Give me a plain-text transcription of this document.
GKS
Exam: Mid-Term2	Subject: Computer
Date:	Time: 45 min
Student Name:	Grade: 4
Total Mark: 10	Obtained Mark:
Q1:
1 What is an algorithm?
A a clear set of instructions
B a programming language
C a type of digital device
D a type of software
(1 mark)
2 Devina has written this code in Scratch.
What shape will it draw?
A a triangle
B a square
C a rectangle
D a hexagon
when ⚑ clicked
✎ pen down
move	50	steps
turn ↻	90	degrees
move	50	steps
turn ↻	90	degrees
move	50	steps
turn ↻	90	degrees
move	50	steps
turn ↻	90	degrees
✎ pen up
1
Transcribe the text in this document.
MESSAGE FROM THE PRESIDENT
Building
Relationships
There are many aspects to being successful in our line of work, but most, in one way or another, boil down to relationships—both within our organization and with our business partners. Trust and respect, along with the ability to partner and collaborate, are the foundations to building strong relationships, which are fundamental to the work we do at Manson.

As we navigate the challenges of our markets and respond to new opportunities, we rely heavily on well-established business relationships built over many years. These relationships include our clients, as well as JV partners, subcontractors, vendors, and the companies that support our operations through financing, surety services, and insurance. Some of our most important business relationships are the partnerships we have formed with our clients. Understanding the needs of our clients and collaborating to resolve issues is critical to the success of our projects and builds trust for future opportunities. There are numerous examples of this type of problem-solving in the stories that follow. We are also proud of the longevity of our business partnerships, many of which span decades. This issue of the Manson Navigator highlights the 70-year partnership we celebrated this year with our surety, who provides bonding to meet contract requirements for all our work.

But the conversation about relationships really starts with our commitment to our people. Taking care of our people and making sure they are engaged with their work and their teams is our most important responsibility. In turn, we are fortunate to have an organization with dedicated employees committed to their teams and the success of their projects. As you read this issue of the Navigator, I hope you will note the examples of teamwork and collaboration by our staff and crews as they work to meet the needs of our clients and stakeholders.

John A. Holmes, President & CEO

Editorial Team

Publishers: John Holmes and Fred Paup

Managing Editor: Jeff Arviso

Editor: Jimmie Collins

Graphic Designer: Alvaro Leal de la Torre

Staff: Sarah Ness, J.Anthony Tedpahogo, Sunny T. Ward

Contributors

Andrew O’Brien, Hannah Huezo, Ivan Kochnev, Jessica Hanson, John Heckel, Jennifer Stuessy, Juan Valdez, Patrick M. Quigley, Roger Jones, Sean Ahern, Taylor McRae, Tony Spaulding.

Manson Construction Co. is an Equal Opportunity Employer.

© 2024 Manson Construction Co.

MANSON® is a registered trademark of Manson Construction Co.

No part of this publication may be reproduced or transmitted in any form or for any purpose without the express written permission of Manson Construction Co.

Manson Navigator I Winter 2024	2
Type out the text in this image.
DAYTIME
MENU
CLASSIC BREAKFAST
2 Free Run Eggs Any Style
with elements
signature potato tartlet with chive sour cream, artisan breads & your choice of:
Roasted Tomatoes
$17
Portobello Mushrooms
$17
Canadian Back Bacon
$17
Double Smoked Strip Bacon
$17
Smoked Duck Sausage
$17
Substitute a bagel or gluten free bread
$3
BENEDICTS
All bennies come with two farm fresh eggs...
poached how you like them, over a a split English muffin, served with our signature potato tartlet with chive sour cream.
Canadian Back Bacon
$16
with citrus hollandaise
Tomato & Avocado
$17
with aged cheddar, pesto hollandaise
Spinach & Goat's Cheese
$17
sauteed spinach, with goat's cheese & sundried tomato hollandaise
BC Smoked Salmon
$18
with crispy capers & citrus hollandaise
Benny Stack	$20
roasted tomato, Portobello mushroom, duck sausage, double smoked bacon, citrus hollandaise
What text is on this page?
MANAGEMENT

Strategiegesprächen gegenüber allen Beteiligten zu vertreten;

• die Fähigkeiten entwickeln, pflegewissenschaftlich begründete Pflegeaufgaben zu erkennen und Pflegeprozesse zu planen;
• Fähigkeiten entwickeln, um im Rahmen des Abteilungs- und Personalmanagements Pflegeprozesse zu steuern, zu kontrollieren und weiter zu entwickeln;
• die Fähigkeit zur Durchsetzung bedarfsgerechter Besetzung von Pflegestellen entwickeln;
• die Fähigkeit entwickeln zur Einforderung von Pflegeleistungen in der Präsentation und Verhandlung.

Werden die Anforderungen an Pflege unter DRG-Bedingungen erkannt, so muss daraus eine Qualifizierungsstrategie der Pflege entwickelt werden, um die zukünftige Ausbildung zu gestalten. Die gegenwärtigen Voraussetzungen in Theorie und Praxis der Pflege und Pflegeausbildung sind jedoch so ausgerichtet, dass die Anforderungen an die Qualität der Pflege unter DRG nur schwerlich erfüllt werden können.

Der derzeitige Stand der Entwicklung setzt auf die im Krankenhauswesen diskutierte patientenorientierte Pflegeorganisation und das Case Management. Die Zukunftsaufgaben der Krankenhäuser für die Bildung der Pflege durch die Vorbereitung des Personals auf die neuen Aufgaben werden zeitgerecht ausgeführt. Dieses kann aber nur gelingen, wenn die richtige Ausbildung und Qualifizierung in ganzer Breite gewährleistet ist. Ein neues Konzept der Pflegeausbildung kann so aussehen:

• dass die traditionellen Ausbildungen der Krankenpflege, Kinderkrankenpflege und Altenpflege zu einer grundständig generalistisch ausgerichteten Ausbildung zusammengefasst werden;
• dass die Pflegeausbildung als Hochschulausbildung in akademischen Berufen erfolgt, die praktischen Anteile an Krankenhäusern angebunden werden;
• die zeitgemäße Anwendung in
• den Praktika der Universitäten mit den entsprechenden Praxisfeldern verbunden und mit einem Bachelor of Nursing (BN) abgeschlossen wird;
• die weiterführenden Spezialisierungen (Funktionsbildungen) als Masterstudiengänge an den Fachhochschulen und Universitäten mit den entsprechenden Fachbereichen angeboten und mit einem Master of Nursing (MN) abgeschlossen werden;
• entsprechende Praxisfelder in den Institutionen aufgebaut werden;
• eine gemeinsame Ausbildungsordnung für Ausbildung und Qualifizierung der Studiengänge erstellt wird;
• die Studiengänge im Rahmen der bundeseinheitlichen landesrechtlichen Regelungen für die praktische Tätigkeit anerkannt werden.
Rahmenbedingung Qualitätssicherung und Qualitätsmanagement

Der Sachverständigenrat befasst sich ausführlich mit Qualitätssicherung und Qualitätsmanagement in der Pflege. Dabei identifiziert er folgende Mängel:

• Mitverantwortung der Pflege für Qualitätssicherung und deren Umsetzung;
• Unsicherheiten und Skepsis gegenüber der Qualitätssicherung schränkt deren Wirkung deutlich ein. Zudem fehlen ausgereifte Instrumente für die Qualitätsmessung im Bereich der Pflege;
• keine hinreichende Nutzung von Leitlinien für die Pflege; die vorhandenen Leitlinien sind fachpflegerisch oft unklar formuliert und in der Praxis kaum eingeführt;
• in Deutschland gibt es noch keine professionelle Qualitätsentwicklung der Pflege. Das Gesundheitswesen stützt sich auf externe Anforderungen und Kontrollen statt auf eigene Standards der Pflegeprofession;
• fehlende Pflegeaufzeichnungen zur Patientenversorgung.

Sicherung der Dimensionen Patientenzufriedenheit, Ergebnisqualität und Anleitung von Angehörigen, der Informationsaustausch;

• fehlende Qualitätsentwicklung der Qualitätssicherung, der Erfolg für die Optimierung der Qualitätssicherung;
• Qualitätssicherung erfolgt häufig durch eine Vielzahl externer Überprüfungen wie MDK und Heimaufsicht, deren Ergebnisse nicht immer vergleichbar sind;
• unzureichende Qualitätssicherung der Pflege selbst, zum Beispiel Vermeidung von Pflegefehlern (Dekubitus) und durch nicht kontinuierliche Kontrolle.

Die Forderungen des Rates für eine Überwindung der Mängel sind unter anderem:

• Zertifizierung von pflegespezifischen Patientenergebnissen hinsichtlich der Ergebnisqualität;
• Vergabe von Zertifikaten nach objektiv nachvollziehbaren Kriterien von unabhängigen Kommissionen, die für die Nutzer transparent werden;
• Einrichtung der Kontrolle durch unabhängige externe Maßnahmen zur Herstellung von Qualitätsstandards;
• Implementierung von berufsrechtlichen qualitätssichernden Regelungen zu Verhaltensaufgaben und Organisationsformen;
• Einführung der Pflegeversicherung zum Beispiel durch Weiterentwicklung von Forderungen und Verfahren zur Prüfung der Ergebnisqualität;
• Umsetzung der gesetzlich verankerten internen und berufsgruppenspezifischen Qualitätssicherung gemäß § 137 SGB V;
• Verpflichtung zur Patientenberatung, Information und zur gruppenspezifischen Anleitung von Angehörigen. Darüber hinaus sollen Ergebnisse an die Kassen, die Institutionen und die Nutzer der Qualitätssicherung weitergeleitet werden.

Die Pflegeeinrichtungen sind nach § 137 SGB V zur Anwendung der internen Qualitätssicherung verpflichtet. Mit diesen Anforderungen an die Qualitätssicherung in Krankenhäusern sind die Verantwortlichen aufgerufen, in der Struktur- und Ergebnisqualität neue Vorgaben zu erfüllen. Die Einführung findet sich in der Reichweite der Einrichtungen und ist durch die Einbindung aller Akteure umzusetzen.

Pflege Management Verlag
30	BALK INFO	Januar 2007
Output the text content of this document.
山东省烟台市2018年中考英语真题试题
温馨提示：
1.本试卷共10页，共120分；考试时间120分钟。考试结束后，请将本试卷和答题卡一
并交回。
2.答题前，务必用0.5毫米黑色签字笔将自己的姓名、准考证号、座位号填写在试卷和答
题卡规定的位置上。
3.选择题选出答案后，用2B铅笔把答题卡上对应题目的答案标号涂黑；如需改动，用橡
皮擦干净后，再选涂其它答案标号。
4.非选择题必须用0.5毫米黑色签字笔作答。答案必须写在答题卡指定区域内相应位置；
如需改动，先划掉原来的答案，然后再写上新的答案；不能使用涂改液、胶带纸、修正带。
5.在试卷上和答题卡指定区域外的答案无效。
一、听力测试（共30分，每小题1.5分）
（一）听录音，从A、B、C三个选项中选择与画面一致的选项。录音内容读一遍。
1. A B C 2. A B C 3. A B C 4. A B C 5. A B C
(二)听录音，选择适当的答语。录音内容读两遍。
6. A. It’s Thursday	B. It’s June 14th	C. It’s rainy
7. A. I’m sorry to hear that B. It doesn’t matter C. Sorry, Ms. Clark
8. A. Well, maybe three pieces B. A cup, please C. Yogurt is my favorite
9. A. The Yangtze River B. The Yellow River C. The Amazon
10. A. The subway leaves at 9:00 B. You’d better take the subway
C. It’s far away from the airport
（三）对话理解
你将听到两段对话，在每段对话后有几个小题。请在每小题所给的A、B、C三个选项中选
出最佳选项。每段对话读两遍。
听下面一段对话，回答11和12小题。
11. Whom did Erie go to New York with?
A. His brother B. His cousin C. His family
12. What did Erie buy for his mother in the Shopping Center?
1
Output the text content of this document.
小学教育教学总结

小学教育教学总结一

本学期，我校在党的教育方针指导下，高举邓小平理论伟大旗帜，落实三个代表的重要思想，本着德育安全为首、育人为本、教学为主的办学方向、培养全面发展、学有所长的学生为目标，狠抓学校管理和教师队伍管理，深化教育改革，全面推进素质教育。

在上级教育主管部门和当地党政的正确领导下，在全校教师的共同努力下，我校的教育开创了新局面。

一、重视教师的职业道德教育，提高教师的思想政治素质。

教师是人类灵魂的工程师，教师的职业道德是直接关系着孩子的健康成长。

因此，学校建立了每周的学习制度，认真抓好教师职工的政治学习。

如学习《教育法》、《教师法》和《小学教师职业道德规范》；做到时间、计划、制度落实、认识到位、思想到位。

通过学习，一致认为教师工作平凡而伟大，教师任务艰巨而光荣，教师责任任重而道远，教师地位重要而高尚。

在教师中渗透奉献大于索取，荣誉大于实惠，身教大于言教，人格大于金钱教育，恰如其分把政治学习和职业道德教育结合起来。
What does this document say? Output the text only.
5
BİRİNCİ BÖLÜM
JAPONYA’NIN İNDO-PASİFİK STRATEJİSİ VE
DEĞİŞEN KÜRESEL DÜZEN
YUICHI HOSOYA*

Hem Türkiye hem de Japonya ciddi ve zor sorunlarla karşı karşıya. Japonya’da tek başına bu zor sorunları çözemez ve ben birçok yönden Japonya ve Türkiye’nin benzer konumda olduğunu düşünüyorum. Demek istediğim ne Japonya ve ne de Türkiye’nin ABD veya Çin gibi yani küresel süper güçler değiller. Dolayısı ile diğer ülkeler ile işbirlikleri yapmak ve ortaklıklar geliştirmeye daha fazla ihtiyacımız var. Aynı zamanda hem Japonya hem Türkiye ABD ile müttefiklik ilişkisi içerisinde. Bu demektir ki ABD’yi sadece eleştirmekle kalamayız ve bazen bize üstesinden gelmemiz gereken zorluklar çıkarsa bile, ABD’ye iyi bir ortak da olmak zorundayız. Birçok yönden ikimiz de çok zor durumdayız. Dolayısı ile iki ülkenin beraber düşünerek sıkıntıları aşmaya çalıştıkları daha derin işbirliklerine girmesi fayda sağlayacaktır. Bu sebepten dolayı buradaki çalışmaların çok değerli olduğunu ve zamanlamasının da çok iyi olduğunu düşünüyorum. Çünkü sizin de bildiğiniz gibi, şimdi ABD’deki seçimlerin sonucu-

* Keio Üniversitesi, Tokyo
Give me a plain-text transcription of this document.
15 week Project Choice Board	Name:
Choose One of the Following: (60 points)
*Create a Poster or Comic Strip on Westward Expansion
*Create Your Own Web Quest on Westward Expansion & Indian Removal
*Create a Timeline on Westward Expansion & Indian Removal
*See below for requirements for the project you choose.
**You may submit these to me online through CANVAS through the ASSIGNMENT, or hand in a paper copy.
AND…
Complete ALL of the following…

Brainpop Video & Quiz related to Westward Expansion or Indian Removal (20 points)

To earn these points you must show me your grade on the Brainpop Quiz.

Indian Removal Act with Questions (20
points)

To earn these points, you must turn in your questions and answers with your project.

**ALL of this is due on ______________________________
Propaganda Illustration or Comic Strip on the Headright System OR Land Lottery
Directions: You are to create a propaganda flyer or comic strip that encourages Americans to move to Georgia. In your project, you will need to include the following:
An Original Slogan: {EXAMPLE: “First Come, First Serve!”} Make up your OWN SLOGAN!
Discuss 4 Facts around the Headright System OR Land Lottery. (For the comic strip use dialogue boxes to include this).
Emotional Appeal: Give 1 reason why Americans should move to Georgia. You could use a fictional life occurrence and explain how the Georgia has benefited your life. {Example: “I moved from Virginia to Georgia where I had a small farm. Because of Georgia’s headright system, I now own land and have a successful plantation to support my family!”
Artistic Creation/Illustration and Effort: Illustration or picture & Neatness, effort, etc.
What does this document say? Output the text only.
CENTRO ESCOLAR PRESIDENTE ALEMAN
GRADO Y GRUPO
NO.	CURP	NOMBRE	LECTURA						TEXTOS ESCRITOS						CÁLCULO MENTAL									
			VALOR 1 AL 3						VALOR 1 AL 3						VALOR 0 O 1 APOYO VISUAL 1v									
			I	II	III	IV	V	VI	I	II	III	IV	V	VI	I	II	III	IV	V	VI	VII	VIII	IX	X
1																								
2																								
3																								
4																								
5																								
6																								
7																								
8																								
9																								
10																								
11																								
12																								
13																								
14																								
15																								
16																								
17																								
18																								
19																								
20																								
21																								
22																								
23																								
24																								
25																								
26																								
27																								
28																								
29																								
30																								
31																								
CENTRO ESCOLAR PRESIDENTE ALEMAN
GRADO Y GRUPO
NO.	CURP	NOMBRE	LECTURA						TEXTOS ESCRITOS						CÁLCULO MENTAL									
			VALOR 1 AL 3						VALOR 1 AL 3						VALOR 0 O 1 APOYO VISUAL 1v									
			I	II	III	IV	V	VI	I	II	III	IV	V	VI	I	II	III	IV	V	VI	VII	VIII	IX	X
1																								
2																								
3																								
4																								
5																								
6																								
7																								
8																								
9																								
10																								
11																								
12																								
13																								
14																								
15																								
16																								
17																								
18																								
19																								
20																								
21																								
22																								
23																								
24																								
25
§ §
| Challenge |
Return each line among the entries that holds the word "down".

| Complete output |
✎ pen down
There are many aspects to being successful in our line of work, but most, in one way or another, boil down to relationships—both within our organization and with our business partners. Trust and respect, along with the ability to partner and collaborate, are the foundations to building strong relationships, which are fundamental to the work we do at Manson.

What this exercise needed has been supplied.